#### WHAT THE TASK ASKS
Write out the entries below once more, exactly, with the pictures left out.
===== RECORDS FOR THIS EXERCISE
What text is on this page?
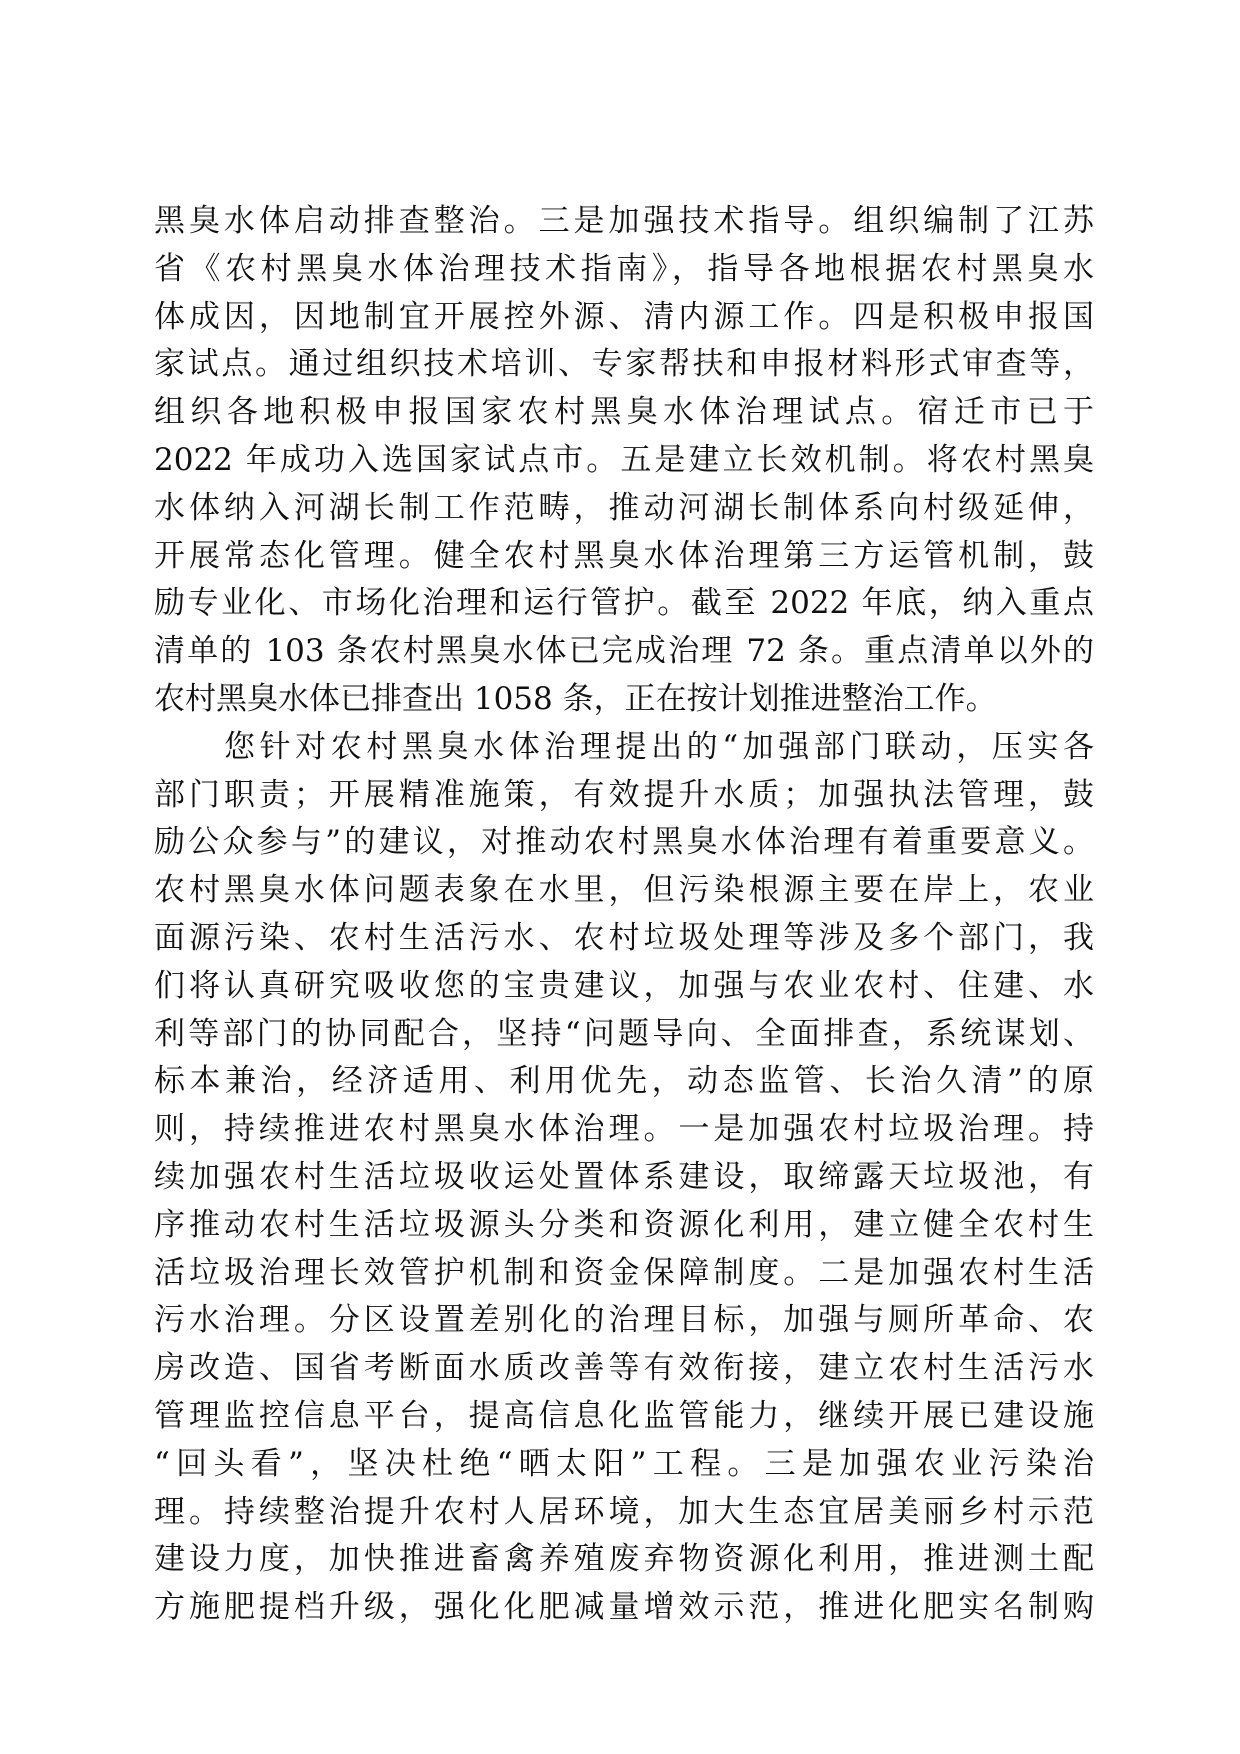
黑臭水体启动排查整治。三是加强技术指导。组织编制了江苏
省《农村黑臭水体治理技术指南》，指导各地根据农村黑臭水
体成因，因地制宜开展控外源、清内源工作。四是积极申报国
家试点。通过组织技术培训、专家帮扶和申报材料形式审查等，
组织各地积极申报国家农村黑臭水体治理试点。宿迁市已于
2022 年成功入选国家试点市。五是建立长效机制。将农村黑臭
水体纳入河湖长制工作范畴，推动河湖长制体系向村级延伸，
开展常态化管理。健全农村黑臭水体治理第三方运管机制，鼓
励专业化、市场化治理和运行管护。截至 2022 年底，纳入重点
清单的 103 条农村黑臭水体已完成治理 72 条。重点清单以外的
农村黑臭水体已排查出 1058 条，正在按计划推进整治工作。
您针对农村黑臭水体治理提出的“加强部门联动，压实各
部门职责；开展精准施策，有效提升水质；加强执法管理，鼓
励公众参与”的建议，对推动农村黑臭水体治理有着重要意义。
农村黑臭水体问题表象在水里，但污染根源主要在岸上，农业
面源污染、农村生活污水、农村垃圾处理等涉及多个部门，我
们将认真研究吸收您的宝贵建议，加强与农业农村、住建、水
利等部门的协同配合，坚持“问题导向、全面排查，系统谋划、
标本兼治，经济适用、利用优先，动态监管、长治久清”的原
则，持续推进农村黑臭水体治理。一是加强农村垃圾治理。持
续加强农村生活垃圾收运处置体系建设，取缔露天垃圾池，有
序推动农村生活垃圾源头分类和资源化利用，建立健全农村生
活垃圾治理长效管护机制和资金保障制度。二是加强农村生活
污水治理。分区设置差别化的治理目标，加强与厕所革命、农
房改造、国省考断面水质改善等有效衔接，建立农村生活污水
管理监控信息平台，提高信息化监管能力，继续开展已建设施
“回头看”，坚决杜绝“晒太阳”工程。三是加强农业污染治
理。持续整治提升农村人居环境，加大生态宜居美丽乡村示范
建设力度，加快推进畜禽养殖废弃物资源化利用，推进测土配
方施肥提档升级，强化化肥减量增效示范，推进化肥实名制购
==========
#### PROBLEM SOLUTION
What text is on this page?
黑臭水体启动排查整治。三是加强技术指导。组织编制了江苏
省《农村黑臭水体治理技术指南》，指导各地根据农村黑臭水
体成因，因地制宜开展控外源、清内源工作。四是积极申报国
家试点。通过组织技术培训、专家帮扶和申报材料形式审查等，
组织各地积极申报国家农村黑臭水体治理试点。宿迁市已于
2022 年成功入选国家试点市。五是建立长效机制。将农村黑臭
水体纳入河湖长制工作范畴，推动河湖长制体系向村级延伸，
开展常态化管理。健全农村黑臭水体治理第三方运管机制，鼓
励专业化、市场化治理和运行管护。截至 2022 年底，纳入重点
清单的 103 条农村黑臭水体已完成治理 72 条。重点清单以外的
农村黑臭水体已排查出 1058 条，正在按计划推进整治工作。
您针对农村黑臭水体治理提出的“加强部门联动，压实各
部门职责；开展精准施策，有效提升水质；加强执法管理，鼓
励公众参与”的建议，对推动农村黑臭水体治理有着重要意义。
农村黑臭水体问题表象在水里，但污染根源主要在岸上，农业
面源污染、农村生活污水、农村垃圾处理等涉及多个部门，我
们将认真研究吸收您的宝贵建议，加强与农业农村、住建、水
利等部门的协同配合，坚持“问题导向、全面排查，系统谋划、
标本兼治，经济适用、利用优先，动态监管、长治久清”的原
则，持续推进农村黑臭水体治理。一是加强农村垃圾治理。持
续加强农村生活垃圾收运处置体系建设，取缔露天垃圾池，有
序推动农村生活垃圾源头分类和资源化利用，建立健全农村生
活垃圾治理长效管护机制和资金保障制度。二是加强农村生活
污水治理。分区设置差别化的治理目标，加强与厕所革命、农
房改造、国省考断面水质改善等有效衔接，建立农村生活污水
管理监控信息平台，提高信息化监管能力，继续开展已建设施
“回头看”，坚决杜绝“晒太阳”工程。三是加强农业污染治
理。持续整治提升农村人居环境，加大生态宜居美丽乡村示范
建设力度，加快推进畜禽养殖废弃物资源化利用，推进测土配
方施肥提档升级，强化化肥减量增效示范，推进化肥实名制购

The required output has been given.